** Data listing follows **
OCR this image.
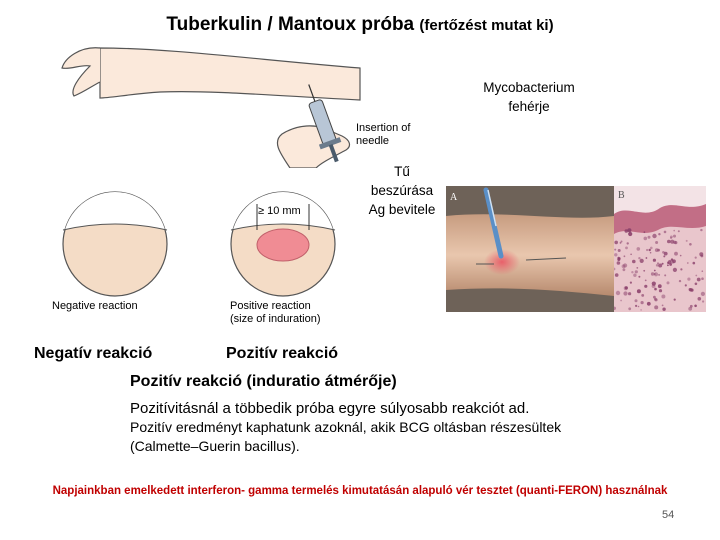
Tuberkulin / Mantoux próba (fertőzést mutat ki)
Insertion of
needle
Mycobacterium
fehérje
Tű
beszúrása
Ag bevitele
Negative reaction
≥ 10 mm
Positive reaction
(size of induration)
A	B
Negatív reakció	Pozitív reakció
Pozitív reakció (induratio átmérője)
Pozitívitásnál a többedik próba egyre súlyosabb reakciót ad.
Pozitív eredményt kaphatunk azoknál, akik BCG oltásban részesültek
(Calmette–Guerin bacillus).
Napjainkban emelkedett interferon- gamma termelés kimutatásán alapuló vér tesztet (quanti-FERON) használnak
54
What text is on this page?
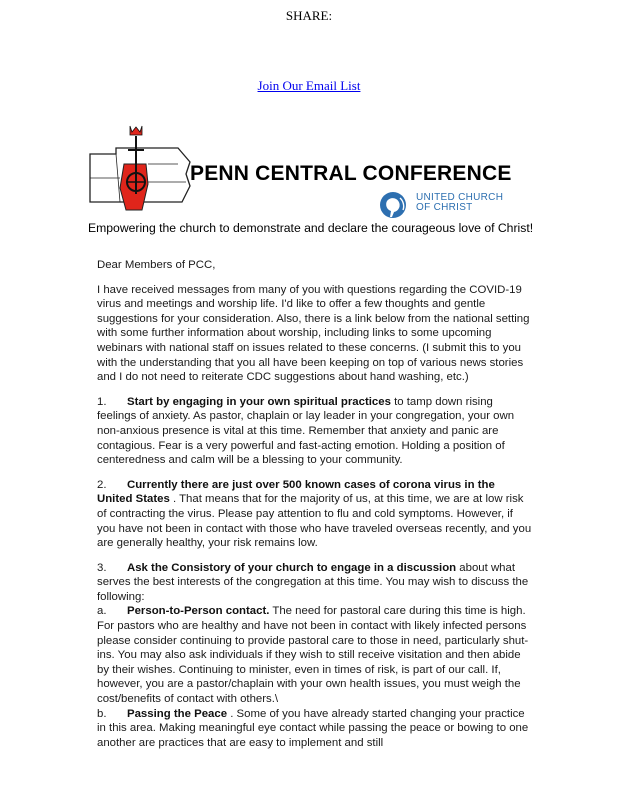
SHARE:
Join Our Email List
PENN CENTRAL CONFERENCE
UNITED CHURCH
OF CHRIST
Empowering the church to demonstrate and declare the courageous love of Christ!

Dear Members of PCC,

I have received messages from many of you with questions regarding the COVID-19 virus and meetings and worship life. I'd like to offer a few thoughts and gentle suggestions for your consideration. Also, there is a link below from the national setting with some further information about worship, including links to some upcoming webinars with national staff on issues related to these concerns. (I submit this to you with the understanding that you all have been keeping on top of various news stories and I do not need to reiterate CDC suggestions about hand washing, etc.)

1. Start by engaging in your own spiritual practices to tamp down rising feelings of anxiety. As pastor, chaplain or lay leader in your congregation, your own non-anxious presence is vital at this time. Remember that anxiety and panic are contagious. Fear is a very powerful and fast-acting emotion. Holding a position of centeredness and calm will be a blessing to your community.

2. Currently there are just over 500 known cases of corona virus in the United States . That means that for the majority of us, at this time, we are at low risk of contracting the virus. Please pay attention to flu and cold symptoms. However, if you have not been in contact with those who have traveled overseas recently, and you are generally healthy, your risk remains low.

3. Ask the Consistory of your church to engage in a discussion about what serves the best interests of the congregation at this time. You may wish to discuss the following:

a. Person-to-Person contact. The need for pastoral care during this time is high. For pastors who are healthy and have not been in contact with likely infected persons please consider continuing to provide pastoral care to those in need, particularly shut-ins. You may also ask individuals if they wish to still receive visitation and then abide by their wishes. Continuing to minister, even in times of risk, is part of our call. If, however, you are a pastor/chaplain with your own health issues, you must weigh the cost/benefits of contact with others.\

b. Passing the Peace . Some of you have already started changing your practice in this area. Making meaningful eye contact while passing the peace or bowing to one another are practices that are easy to implement and still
** End of Data listing **
--- Task prompt ---
The answer should be an exact restatement of every entry, with the pictures omitted.

--- Task solution ---
OCR this image.
Tuberkulin / Mantoux próba (fertőzést mutat ki)
Insertion of
needle
Mycobacterium
fehérje
Tű
beszúrása
Ag bevitele
Negative reaction
≥ 10 mm
Positive reaction
(size of induration)
A	B
Negatív reakció	Pozitív reakció
Pozitív reakció (induratio átmérője)
Pozitívitásnál a többedik próba egyre súlyosabb reakciót ad.
Pozitív eredményt kaphatunk azoknál, akik BCG oltásban részesültek
(Calmette–Guerin bacillus).
Napjainkban emelkedett interferon- gamma termelés kimutatásán alapuló vér tesztet (quanti-FERON) használnak
54
What text is on this page?
SHARE:
Join Our Email List
PENN CENTRAL CONFERENCE
UNITED CHURCH
OF CHRIST
Empowering the church to demonstrate and declare the courageous love of Christ!

Dear Members of PCC,

I have received messages from many of you with questions regarding the COVID-19 virus and meetings and worship life. I'd like to offer a few thoughts and gentle suggestions for your consideration. Also, there is a link below from the national setting with some further information about worship, including links to some upcoming webinars with national staff on issues related to these concerns. (I submit this to you with the understanding that you all have been keeping on top of various news stories and I do not need to reiterate CDC suggestions about hand washing, etc.)

1. Start by engaging in your own spiritual practices to tamp down rising feelings of anxiety. As pastor, chaplain or lay leader in your congregation, your own non-anxious presence is vital at this time. Remember that anxiety and panic are contagious. Fear is a very powerful and fast-acting emotion. Holding a position of centeredness and calm will be a blessing to your community.

2. Currently there are just over 500 known cases of corona virus in the United States . That means that for the majority of us, at this time, we are at low risk of contracting the virus. Please pay attention to flu and cold symptoms. However, if you have not been in contact with those who have traveled overseas recently, and you are generally healthy, your risk remains low.

3. Ask the Consistory of your church to engage in a discussion about what serves the best interests of the congregation at this time. You may wish to discuss the following:

a. Person-to-Person contact. The need for pastoral care during this time is high. For pastors who are healthy and have not been in contact with likely infected persons please consider continuing to provide pastoral care to those in need, particularly shut-ins. You may also ask individuals if they wish to still receive visitation and then abide by their wishes. Continuing to minister, even in times of risk, is part of our call. If, however, you are a pastor/chaplain with your own health issues, you must weigh the cost/benefits of contact with others.\

b. Passing the Peace . Some of you have already started changing your practice in this area. Making meaningful eye contact while passing the peace or bowing to one another are practices that are easy to implement and still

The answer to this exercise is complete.